START Exercise material
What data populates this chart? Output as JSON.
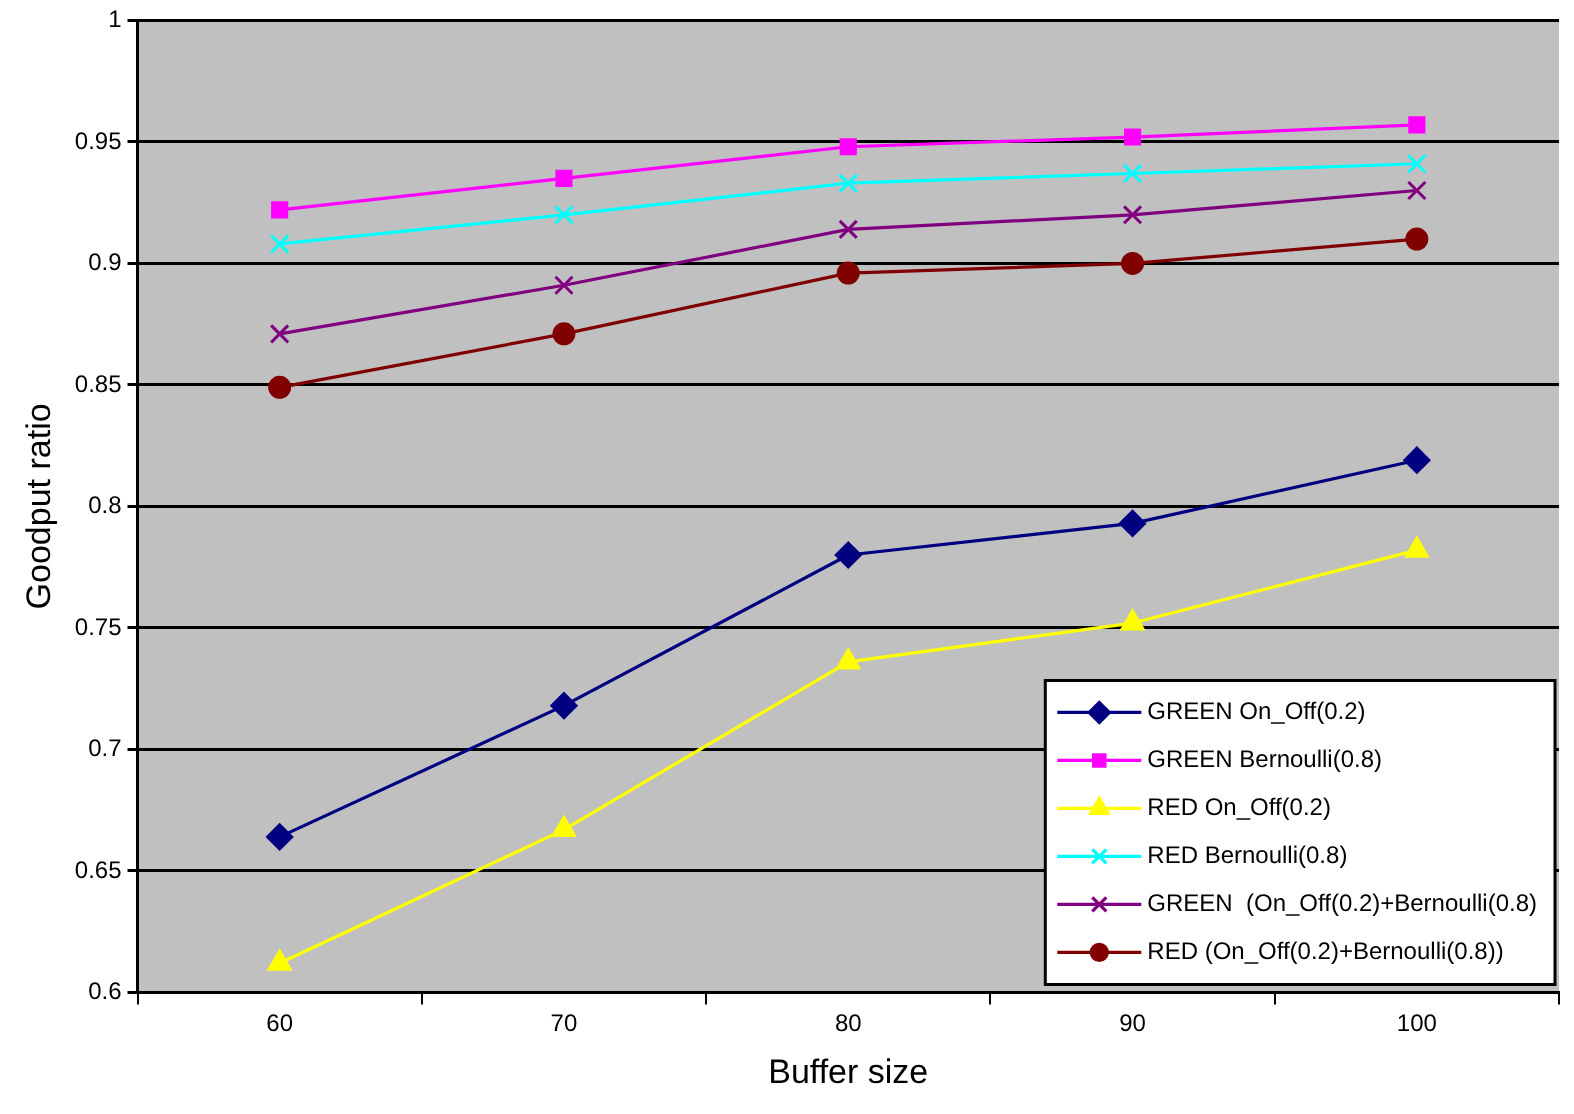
{
  "chart_data": {
    "type": "line",
    "xlabel": "Buffer size",
    "ylabel": "Goodput ratio",
    "categories": [
      "60",
      "70",
      "80",
      "90",
      "100"
    ],
    "ylim": [
      0.6,
      1
    ],
    "yticks": [
      0.6,
      0.65,
      0.7,
      0.75,
      0.8,
      0.85,
      0.9,
      0.95,
      1
    ],
    "grid": "y",
    "legend": "bottom right",
    "series": [
      {
        "name": "GREEN On_Off(0.2)",
        "color": "#000080",
        "marker": "diamond",
        "values": [
          0.664,
          0.718,
          0.78,
          0.793,
          0.819
        ]
      },
      {
        "name": "GREEN Bernoulli(0.8)",
        "color": "#ff00ff",
        "marker": "square",
        "values": [
          0.922,
          0.935,
          0.948,
          0.952,
          0.957
        ]
      },
      {
        "name": "RED On_Off(0.2)",
        "color": "#ffff00",
        "marker": "triangle",
        "values": [
          0.612,
          0.667,
          0.736,
          0.752,
          0.782
        ]
      },
      {
        "name": "RED Bernoulli(0.8)",
        "color": "#00ffff",
        "marker": "cross",
        "values": [
          0.908,
          0.92,
          0.933,
          0.937,
          0.941
        ]
      },
      {
        "name": "GREEN  (On_Off(0.2)+Bernoulli(0.8)",
        "color": "#800080",
        "marker": "cross",
        "values": [
          0.871,
          0.891,
          0.914,
          0.92,
          0.93
        ]
      },
      {
        "name": "RED (On_Off(0.2)+Bernoulli(0.8))",
        "color": "#800000",
        "marker": "circle",
        "values": [
          0.849,
          0.871,
          0.896,
          0.9,
          0.91
        ]
      }
    ]
  }
}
END Exercise material
◆ Task objective:
Without the pictures, output the full listing exactly as it stands.

◆ Answer to this exercise:
What data populates this chart? Output as JSON.
{
  "chart_data": {
    "type": "line",
    "xlabel": "Buffer size",
    "ylabel": "Goodput ratio",
    "categories": [
      "60",
      "70",
      "80",
      "90",
      "100"
    ],
    "ylim": [
      0.6,
      1
    ],
    "yticks": [
      0.6,
      0.65,
      0.7,
      0.75,
      0.8,
      0.85,
      0.9,
      0.95,
      1
    ],
    "grid": "y",
    "legend": "bottom right",
    "series": [
      {
        "name": "GREEN On_Off(0.2)",
        "color": "#000080",
        "marker": "diamond",
        "values": [
          0.664,
          0.718,
          0.78,
          0.793,
          0.819
        ]
      },
      {
        "name": "GREEN Bernoulli(0.8)",
        "color": "#ff00ff",
        "marker": "square",
        "values": [
          0.922,
          0.935,
          0.948,
          0.952,
          0.957
        ]
      },
      {
        "name": "RED On_Off(0.2)",
        "color": "#ffff00",
        "marker": "triangle",
        "values": [
          0.612,
          0.667,
          0.736,
          0.752,
          0.782
        ]
      },
      {
        "name": "RED Bernoulli(0.8)",
        "color": "#00ffff",
        "marker": "cross",
        "values": [
          0.908,
          0.92,
          0.933,
          0.937,
          0.941
        ]
      },
      {
        "name": "GREEN  (On_Off(0.2)+Bernoulli(0.8)",
        "color": "#800080",
        "marker": "cross",
        "values": [
          0.871,
          0.891,
          0.914,
          0.92,
          0.93
        ]
      },
      {
        "name": "RED (On_Off(0.2)+Bernoulli(0.8))",
        "color": "#800000",
        "marker": "circle",
        "values": [
          0.849,
          0.871,
          0.896,
          0.9,
          0.91
        ]
      }
    ]
  }
}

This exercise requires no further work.